◆ THE REQUEST: Transcribe every line exactly and omit anything that is a picture.

[Recorded data]

::::::::

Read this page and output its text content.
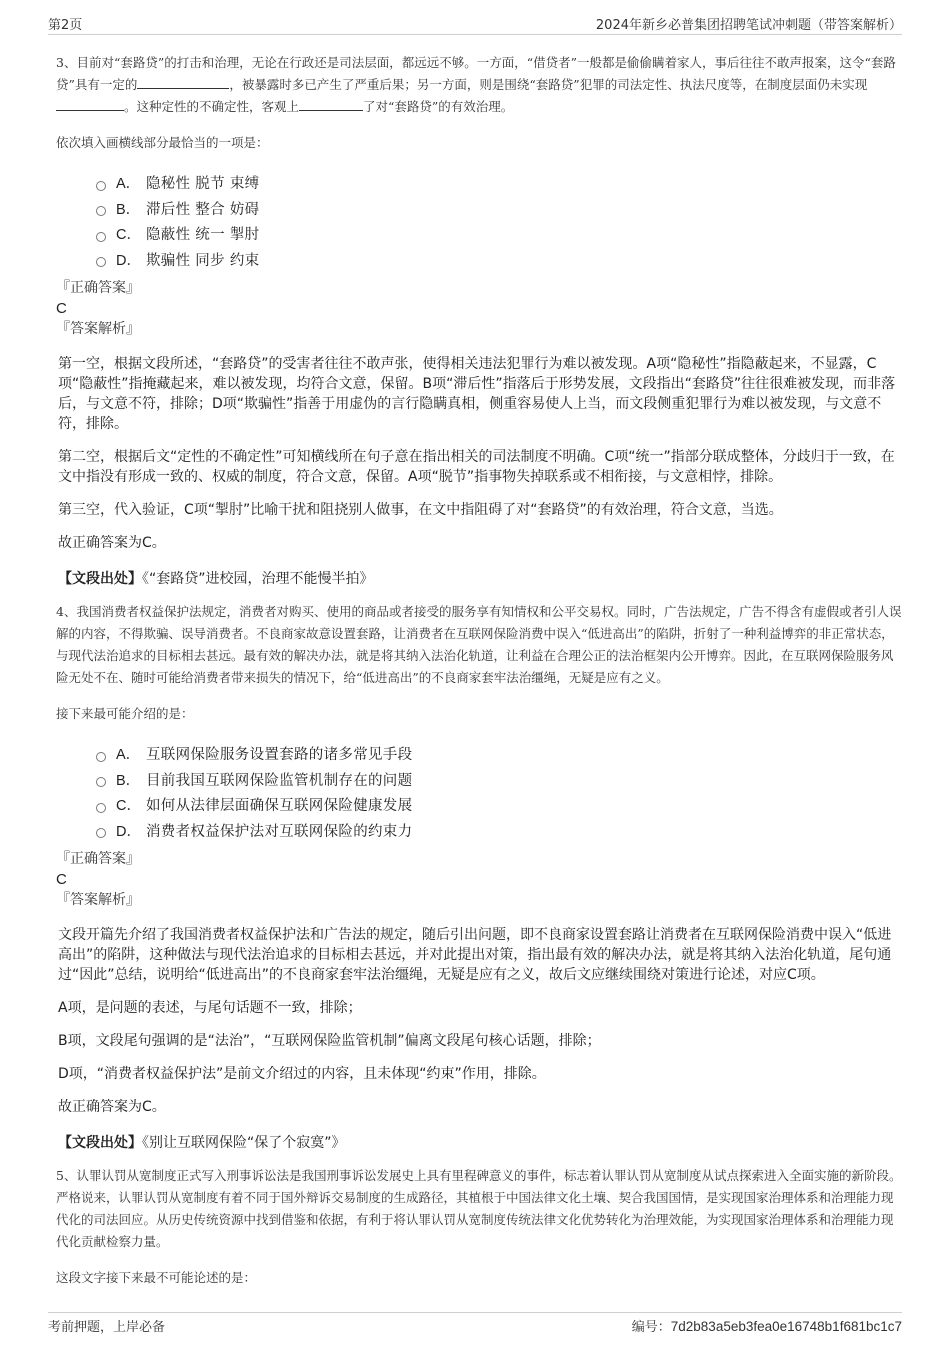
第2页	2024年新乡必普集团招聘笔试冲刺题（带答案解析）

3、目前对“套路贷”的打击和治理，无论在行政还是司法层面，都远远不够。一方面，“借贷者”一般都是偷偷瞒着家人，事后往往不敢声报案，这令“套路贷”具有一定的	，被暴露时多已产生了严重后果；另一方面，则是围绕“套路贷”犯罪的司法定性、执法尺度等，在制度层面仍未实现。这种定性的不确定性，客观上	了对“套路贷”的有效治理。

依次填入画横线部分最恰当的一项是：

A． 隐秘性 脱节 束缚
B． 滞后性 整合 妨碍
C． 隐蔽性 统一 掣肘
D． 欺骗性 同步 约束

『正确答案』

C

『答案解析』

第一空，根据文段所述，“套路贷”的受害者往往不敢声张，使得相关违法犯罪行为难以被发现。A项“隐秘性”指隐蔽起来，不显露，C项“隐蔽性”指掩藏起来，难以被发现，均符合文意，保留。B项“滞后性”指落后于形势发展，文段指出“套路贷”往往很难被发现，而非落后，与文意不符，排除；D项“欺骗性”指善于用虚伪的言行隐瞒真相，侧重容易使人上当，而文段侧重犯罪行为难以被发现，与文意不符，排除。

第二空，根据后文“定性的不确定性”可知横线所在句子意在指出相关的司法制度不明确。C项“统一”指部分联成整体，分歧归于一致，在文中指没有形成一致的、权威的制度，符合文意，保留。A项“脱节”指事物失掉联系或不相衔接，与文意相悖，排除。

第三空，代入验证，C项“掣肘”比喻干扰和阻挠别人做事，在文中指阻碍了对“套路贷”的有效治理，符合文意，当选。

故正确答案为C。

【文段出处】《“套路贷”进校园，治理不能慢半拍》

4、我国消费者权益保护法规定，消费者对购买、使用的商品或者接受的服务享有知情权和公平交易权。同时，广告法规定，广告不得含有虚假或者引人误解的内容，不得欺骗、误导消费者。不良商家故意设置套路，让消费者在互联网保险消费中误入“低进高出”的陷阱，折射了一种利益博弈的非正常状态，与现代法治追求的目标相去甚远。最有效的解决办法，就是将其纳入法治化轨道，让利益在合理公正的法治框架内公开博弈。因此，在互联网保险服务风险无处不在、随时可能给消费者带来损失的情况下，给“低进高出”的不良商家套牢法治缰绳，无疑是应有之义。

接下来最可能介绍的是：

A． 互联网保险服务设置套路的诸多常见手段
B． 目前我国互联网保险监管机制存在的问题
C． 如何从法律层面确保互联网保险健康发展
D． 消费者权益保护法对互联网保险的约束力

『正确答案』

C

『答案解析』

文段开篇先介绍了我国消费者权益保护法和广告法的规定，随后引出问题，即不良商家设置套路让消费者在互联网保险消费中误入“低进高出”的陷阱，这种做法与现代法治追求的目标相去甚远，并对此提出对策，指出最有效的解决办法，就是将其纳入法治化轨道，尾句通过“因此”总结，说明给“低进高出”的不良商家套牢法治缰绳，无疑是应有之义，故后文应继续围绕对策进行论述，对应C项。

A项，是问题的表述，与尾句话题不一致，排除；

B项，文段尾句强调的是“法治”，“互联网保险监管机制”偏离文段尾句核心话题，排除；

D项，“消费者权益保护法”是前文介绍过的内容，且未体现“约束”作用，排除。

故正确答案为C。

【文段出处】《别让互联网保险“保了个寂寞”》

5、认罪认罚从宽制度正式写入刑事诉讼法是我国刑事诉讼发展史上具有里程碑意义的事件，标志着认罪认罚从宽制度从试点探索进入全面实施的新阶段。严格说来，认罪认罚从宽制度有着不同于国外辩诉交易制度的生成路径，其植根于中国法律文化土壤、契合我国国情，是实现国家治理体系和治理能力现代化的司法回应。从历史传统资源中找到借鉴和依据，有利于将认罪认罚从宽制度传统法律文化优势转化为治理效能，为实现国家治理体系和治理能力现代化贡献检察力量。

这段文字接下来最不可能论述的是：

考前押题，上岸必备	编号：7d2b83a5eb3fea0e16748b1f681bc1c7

::::::::

◆ TASK RESULT:
Read this page and output its text content.
第2页	2024年新乡必普集团招聘笔试冲刺题（带答案解析）

3、目前对“套路贷”的打击和治理，无论在行政还是司法层面，都远远不够。一方面，“借贷者”一般都是偷偷瞒着家人，事后往往不敢声报案，这令“套路贷”具有一定的	，被暴露时多已产生了严重后果；另一方面，则是围绕“套路贷”犯罪的司法定性、执法尺度等，在制度层面仍未实现。这种定性的不确定性，客观上	了对“套路贷”的有效治理。

依次填入画横线部分最恰当的一项是：

A． 隐秘性 脱节 束缚
B． 滞后性 整合 妨碍
C． 隐蔽性 统一 掣肘
D． 欺骗性 同步 约束

『正确答案』

C

『答案解析』

第一空，根据文段所述，“套路贷”的受害者往往不敢声张，使得相关违法犯罪行为难以被发现。A项“隐秘性”指隐蔽起来，不显露，C项“隐蔽性”指掩藏起来，难以被发现，均符合文意，保留。B项“滞后性”指落后于形势发展，文段指出“套路贷”往往很难被发现，而非落后，与文意不符，排除；D项“欺骗性”指善于用虚伪的言行隐瞒真相，侧重容易使人上当，而文段侧重犯罪行为难以被发现，与文意不符，排除。

第二空，根据后文“定性的不确定性”可知横线所在句子意在指出相关的司法制度不明确。C项“统一”指部分联成整体，分歧归于一致，在文中指没有形成一致的、权威的制度，符合文意，保留。A项“脱节”指事物失掉联系或不相衔接，与文意相悖，排除。

第三空，代入验证，C项“掣肘”比喻干扰和阻挠别人做事，在文中指阻碍了对“套路贷”的有效治理，符合文意，当选。

故正确答案为C。

【文段出处】《“套路贷”进校园，治理不能慢半拍》

4、我国消费者权益保护法规定，消费者对购买、使用的商品或者接受的服务享有知情权和公平交易权。同时，广告法规定，广告不得含有虚假或者引人误解的内容，不得欺骗、误导消费者。不良商家故意设置套路，让消费者在互联网保险消费中误入“低进高出”的陷阱，折射了一种利益博弈的非正常状态，与现代法治追求的目标相去甚远。最有效的解决办法，就是将其纳入法治化轨道，让利益在合理公正的法治框架内公开博弈。因此，在互联网保险服务风险无处不在、随时可能给消费者带来损失的情况下，给“低进高出”的不良商家套牢法治缰绳，无疑是应有之义。

接下来最可能介绍的是：

A． 互联网保险服务设置套路的诸多常见手段
B． 目前我国互联网保险监管机制存在的问题
C． 如何从法律层面确保互联网保险健康发展
D． 消费者权益保护法对互联网保险的约束力

『正确答案』

C

『答案解析』

文段开篇先介绍了我国消费者权益保护法和广告法的规定，随后引出问题，即不良商家设置套路让消费者在互联网保险消费中误入“低进高出”的陷阱，这种做法与现代法治追求的目标相去甚远，并对此提出对策，指出最有效的解决办法，就是将其纳入法治化轨道，尾句通过“因此”总结，说明给“低进高出”的不良商家套牢法治缰绳，无疑是应有之义，故后文应继续围绕对策进行论述，对应C项。

A项，是问题的表述，与尾句话题不一致，排除；

B项，文段尾句强调的是“法治”，“互联网保险监管机制”偏离文段尾句核心话题，排除；

D项，“消费者权益保护法”是前文介绍过的内容，且未体现“约束”作用，排除。

故正确答案为C。

【文段出处】《别让互联网保险“保了个寂寞”》

5、认罪认罚从宽制度正式写入刑事诉讼法是我国刑事诉讼发展史上具有里程碑意义的事件，标志着认罪认罚从宽制度从试点探索进入全面实施的新阶段。严格说来，认罪认罚从宽制度有着不同于国外辩诉交易制度的生成路径，其植根于中国法律文化土壤、契合我国国情，是实现国家治理体系和治理能力现代化的司法回应。从历史传统资源中找到借鉴和依据，有利于将认罪认罚从宽制度传统法律文化优势转化为治理效能，为实现国家治理体系和治理能力现代化贡献检察力量。

这段文字接下来最不可能论述的是：

考前押题，上岸必备	编号：7d2b83a5eb3fea0e16748b1f681bc1c7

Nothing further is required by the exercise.